**Your instructions**
Write out each line in which the string "Papertrans" is present.

**Given data**
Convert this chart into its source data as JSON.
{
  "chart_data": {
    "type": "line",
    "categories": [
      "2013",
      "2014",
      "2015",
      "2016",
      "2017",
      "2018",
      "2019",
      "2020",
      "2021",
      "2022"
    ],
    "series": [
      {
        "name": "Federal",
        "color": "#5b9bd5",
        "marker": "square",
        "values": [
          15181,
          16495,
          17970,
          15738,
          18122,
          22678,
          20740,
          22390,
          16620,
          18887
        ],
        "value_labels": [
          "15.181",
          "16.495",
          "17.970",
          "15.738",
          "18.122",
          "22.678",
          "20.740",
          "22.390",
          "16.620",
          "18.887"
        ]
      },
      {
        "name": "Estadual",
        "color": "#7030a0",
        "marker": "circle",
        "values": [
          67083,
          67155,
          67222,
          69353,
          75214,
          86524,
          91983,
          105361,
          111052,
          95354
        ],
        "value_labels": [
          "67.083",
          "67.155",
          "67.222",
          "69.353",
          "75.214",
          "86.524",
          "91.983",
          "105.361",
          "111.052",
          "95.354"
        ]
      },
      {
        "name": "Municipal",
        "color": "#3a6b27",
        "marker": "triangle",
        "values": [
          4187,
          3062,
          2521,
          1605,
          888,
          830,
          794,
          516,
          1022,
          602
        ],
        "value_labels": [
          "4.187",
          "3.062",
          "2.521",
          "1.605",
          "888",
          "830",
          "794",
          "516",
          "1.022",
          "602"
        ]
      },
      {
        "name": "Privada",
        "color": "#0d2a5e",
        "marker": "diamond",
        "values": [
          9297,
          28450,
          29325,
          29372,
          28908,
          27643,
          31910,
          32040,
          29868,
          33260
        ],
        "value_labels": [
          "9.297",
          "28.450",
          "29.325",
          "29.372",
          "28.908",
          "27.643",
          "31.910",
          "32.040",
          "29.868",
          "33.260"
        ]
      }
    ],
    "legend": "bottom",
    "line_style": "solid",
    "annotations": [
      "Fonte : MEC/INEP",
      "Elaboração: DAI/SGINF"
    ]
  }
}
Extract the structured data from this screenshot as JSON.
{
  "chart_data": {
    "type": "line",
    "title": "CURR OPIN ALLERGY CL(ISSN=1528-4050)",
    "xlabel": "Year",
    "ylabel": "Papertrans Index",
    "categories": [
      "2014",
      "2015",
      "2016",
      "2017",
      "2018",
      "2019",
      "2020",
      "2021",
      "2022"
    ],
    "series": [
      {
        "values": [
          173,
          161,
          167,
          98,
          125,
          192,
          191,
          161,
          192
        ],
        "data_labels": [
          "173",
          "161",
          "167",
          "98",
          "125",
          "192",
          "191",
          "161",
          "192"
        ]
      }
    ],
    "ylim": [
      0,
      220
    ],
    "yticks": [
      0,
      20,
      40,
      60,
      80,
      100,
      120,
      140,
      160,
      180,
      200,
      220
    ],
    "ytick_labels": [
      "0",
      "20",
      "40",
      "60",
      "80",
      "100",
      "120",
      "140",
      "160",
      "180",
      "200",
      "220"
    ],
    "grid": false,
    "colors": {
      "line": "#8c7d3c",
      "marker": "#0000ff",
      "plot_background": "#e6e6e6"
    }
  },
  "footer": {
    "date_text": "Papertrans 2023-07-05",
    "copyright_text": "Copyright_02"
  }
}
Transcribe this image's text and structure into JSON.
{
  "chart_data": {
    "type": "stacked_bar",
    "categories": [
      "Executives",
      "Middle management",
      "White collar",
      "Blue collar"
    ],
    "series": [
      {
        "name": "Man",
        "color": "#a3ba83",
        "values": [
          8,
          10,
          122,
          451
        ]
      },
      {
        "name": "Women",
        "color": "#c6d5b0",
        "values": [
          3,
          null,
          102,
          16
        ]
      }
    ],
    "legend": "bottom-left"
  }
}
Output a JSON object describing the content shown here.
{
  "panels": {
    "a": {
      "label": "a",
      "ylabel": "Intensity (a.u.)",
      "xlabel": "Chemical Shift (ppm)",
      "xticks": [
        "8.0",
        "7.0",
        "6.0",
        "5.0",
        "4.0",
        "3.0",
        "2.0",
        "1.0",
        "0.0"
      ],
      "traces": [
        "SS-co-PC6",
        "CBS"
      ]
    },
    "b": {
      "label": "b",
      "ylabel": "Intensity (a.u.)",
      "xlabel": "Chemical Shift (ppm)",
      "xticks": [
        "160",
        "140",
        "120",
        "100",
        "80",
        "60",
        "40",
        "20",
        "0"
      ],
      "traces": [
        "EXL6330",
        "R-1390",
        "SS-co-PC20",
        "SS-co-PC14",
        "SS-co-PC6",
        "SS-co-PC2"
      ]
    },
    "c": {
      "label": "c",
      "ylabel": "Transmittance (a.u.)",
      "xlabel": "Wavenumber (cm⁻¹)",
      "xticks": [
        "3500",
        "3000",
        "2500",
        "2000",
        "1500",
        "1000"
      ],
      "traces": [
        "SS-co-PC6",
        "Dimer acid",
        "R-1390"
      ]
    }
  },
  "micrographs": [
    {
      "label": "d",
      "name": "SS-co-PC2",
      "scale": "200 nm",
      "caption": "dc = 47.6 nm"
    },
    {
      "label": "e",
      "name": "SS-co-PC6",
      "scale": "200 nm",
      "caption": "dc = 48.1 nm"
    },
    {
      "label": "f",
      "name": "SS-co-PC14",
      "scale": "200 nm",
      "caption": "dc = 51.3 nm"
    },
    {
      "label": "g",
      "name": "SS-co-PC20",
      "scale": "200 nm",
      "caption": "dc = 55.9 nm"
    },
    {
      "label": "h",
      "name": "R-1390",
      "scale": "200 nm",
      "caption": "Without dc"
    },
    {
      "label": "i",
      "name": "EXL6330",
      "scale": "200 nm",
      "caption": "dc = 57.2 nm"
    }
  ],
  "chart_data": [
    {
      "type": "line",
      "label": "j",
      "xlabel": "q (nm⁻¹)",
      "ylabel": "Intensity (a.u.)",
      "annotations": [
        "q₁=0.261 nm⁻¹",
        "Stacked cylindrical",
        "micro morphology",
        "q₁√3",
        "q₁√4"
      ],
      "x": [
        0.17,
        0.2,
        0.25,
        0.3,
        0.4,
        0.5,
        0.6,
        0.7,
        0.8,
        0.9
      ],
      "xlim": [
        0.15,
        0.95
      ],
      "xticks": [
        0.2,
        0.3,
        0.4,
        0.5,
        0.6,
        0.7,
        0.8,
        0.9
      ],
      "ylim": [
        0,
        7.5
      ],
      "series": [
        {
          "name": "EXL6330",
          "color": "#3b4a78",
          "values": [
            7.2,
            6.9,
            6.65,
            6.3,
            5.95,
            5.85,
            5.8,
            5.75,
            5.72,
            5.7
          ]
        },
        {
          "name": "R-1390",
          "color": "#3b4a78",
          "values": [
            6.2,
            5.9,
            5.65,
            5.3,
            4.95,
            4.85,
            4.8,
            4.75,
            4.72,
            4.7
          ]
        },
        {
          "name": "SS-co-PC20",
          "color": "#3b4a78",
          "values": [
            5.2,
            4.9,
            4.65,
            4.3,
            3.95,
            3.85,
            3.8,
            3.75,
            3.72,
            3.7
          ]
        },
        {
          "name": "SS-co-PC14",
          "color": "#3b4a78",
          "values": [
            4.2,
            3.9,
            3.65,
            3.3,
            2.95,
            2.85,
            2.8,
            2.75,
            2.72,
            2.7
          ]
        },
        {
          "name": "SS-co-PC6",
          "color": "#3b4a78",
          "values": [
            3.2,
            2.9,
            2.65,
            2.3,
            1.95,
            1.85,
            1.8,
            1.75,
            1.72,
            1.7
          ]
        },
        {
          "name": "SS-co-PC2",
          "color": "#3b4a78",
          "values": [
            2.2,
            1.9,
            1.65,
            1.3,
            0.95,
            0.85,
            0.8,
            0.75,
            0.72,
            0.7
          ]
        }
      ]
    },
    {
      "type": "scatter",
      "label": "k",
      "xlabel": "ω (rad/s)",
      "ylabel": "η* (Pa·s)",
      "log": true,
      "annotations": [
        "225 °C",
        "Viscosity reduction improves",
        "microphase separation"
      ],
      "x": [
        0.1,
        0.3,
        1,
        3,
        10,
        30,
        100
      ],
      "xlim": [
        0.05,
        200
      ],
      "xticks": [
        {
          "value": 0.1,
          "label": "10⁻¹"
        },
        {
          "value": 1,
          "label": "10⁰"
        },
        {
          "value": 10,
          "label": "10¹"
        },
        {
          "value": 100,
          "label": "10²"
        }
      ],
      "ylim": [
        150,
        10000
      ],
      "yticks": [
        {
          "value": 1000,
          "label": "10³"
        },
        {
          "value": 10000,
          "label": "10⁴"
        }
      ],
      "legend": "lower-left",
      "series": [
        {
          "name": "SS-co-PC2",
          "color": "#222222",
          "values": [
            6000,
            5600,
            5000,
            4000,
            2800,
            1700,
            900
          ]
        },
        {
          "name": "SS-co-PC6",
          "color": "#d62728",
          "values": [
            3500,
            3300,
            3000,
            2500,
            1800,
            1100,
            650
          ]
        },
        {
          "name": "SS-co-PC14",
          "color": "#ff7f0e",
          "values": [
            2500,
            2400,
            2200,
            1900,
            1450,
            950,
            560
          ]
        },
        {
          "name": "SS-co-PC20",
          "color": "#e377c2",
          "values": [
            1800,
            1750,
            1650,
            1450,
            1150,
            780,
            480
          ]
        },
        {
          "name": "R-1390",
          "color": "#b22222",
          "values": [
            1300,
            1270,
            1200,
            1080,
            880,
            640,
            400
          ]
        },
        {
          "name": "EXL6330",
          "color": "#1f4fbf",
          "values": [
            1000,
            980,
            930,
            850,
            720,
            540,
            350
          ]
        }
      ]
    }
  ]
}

**Output**
    "ylabel": "Papertrans Index",
    "date_text": "Papertrans 2023-07-05",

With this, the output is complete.